▶ _Supplied material_:
====
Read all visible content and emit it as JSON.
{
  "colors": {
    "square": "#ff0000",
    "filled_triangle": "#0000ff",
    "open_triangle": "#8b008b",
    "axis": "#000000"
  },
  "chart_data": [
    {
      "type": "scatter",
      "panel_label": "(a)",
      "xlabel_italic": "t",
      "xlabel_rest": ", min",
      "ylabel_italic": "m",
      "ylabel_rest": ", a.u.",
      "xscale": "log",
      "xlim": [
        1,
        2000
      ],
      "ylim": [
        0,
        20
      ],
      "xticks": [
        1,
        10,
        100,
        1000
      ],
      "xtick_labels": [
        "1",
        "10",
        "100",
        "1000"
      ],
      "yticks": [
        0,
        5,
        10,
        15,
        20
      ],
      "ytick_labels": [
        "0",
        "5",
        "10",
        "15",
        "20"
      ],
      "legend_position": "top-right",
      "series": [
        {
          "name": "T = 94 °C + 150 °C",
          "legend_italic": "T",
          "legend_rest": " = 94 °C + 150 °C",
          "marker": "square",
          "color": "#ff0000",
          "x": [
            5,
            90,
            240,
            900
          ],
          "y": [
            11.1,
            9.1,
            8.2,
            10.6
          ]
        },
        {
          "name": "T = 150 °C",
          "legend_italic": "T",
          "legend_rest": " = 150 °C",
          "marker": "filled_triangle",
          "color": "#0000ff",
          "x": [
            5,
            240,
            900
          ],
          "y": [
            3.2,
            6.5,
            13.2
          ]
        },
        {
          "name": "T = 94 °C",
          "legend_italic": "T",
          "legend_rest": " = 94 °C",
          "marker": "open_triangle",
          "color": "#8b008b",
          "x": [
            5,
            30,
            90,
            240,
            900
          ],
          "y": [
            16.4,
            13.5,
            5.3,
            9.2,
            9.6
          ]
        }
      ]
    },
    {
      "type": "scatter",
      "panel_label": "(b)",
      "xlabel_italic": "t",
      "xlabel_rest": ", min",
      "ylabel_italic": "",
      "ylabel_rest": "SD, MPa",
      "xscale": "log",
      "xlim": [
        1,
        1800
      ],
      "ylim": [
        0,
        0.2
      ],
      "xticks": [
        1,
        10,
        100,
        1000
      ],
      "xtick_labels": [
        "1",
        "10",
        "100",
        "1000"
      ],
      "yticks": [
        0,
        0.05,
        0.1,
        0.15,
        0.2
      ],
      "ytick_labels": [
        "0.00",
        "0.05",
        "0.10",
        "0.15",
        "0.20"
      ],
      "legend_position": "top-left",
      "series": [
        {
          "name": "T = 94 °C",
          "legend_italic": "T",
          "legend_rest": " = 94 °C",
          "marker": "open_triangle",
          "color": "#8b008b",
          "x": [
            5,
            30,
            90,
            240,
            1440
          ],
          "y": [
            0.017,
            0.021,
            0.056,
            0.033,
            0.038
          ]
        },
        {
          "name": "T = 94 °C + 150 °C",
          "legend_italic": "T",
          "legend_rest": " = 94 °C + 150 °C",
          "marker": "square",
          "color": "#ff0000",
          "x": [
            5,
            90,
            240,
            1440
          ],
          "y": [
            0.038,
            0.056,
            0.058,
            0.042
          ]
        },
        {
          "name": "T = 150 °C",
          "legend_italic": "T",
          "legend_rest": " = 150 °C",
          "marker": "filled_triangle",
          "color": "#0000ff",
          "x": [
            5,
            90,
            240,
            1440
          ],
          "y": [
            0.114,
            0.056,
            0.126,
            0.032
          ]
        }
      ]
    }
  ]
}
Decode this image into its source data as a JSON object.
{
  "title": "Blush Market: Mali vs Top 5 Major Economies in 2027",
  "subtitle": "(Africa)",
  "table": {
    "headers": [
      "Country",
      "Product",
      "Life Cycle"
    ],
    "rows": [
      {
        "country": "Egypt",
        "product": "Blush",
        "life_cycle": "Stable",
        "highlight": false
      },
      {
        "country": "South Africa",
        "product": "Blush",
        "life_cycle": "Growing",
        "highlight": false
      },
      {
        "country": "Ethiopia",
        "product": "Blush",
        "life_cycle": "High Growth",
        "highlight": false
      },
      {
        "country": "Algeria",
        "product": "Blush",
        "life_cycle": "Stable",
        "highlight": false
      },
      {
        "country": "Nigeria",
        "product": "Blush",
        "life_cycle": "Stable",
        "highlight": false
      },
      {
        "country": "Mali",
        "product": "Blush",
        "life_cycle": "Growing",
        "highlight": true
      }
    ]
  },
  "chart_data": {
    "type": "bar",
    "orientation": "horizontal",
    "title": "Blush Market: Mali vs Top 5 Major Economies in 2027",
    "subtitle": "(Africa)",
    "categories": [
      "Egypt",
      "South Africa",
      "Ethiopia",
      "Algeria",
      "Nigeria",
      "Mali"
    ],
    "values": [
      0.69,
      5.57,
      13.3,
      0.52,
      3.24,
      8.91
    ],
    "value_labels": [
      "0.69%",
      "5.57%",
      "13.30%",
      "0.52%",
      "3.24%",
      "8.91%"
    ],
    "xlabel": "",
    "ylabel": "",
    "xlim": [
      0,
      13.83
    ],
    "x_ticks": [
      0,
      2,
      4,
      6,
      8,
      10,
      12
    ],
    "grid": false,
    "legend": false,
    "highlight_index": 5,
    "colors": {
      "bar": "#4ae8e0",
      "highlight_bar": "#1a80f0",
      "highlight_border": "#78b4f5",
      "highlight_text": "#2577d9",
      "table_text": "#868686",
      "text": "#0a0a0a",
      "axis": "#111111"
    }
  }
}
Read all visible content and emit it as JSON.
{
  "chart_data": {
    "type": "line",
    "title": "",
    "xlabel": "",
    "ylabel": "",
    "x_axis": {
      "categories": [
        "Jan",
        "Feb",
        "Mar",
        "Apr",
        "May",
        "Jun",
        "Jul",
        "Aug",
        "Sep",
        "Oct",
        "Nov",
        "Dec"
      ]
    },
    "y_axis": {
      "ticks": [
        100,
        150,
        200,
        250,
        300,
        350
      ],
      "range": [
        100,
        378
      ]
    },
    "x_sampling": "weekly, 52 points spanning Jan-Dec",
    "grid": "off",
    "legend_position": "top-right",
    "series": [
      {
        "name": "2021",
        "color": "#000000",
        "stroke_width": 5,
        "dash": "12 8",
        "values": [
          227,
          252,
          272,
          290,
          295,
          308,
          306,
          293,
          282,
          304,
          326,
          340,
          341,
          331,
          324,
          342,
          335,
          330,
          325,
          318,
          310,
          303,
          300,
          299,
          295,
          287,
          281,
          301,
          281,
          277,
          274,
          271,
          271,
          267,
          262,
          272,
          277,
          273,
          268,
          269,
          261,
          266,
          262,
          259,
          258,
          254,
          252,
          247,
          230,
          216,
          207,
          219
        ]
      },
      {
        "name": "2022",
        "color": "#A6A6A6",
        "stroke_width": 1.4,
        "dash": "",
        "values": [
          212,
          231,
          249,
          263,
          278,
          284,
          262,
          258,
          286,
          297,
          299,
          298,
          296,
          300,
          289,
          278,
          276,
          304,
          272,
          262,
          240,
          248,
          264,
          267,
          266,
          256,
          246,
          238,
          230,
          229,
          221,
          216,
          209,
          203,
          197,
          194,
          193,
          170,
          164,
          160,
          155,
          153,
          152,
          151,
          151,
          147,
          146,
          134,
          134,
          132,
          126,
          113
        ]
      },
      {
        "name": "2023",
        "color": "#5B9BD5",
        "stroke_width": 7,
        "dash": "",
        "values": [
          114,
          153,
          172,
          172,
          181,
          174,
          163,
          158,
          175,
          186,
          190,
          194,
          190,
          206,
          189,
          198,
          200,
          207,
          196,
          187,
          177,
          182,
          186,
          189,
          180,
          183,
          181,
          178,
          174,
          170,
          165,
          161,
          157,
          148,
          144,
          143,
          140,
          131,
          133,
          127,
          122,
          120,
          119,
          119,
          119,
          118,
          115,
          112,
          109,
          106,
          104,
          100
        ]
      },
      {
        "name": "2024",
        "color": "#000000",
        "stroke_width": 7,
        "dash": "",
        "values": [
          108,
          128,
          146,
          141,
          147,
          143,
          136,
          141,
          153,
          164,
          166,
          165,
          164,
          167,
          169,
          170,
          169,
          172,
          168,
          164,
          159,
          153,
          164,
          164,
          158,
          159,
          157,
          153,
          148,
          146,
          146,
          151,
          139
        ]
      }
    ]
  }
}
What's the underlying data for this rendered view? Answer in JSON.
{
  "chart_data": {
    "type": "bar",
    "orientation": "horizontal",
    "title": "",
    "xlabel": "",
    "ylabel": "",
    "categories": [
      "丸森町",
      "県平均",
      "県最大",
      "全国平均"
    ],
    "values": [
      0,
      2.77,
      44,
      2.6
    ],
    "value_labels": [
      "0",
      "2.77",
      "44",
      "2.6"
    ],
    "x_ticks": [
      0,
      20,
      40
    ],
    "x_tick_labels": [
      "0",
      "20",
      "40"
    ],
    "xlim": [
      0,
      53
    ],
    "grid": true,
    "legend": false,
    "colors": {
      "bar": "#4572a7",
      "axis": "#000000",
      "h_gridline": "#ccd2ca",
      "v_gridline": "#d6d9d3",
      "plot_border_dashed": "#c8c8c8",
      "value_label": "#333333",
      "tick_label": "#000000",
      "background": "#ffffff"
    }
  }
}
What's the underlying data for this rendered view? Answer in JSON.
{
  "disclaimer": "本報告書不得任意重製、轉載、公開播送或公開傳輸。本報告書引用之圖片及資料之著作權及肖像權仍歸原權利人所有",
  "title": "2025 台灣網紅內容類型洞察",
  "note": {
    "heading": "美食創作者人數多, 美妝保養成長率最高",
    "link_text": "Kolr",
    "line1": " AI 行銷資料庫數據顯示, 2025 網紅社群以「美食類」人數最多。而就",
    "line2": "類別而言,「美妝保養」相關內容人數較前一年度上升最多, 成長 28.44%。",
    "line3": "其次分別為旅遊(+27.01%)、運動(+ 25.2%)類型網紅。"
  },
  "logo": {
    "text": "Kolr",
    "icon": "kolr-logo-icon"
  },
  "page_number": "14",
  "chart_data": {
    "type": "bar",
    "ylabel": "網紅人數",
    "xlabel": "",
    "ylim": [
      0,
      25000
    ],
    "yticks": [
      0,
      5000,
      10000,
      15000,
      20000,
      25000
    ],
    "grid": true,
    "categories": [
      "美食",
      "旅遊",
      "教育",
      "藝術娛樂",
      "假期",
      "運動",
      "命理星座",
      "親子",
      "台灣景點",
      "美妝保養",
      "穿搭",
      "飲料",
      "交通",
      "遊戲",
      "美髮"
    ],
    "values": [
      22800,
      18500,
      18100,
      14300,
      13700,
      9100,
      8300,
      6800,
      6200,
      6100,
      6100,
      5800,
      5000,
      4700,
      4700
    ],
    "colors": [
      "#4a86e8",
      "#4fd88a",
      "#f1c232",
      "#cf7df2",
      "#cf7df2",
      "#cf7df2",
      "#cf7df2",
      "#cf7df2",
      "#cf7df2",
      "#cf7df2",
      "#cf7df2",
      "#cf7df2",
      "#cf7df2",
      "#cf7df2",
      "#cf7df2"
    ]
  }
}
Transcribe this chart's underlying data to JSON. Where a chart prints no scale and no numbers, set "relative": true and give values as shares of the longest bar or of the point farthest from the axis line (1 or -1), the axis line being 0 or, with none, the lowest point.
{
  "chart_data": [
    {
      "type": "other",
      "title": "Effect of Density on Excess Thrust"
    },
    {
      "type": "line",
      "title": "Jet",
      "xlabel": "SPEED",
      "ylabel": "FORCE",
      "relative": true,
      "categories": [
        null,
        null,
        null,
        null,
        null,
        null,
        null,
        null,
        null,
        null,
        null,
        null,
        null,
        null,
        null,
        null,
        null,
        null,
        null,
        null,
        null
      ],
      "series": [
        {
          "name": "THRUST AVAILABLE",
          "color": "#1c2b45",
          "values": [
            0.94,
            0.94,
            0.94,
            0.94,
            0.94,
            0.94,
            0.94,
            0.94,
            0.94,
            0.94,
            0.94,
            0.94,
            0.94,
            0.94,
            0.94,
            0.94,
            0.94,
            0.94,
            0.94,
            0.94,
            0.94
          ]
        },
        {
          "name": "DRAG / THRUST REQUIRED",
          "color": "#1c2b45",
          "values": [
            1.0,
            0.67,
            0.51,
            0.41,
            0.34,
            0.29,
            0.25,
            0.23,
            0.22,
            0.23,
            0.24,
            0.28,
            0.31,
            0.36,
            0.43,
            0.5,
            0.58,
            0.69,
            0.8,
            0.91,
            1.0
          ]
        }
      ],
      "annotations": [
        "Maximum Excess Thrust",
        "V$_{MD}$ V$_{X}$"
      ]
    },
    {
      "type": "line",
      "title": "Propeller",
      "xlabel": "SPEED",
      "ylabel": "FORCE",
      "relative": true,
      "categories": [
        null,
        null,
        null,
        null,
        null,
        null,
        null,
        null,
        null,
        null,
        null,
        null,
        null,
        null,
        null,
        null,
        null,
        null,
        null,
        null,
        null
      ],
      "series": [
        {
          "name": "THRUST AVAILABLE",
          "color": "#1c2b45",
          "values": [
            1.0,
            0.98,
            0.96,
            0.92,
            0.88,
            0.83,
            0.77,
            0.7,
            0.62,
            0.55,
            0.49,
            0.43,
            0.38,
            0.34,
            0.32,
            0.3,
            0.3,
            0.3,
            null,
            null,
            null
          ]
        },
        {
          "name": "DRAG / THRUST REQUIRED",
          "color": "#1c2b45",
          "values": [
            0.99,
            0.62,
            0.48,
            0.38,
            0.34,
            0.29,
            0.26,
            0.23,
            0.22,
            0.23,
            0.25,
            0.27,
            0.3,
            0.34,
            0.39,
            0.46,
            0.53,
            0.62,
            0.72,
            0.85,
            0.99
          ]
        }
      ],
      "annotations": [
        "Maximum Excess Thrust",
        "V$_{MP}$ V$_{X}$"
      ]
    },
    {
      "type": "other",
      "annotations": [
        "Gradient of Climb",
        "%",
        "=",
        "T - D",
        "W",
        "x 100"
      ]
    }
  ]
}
====
▶ _Task objective_:
Copy, from the material, each line that holds the string "this".

▶ _Reply to the exercise_:
Decode this image into its source data as a JSON object.
What's the underlying data for this rendered view? Answer in JSON.
What's the underlying data for this rendered view? Answer in JSON.
Transcribe this chart's underlying data to JSON. Where a chart prints no scale and no numbers, set "relative": true and give values as shares of the longest bar or of the point farthest from the axis line (1 or -1), the axis line being 0 or, with none, the lowest point.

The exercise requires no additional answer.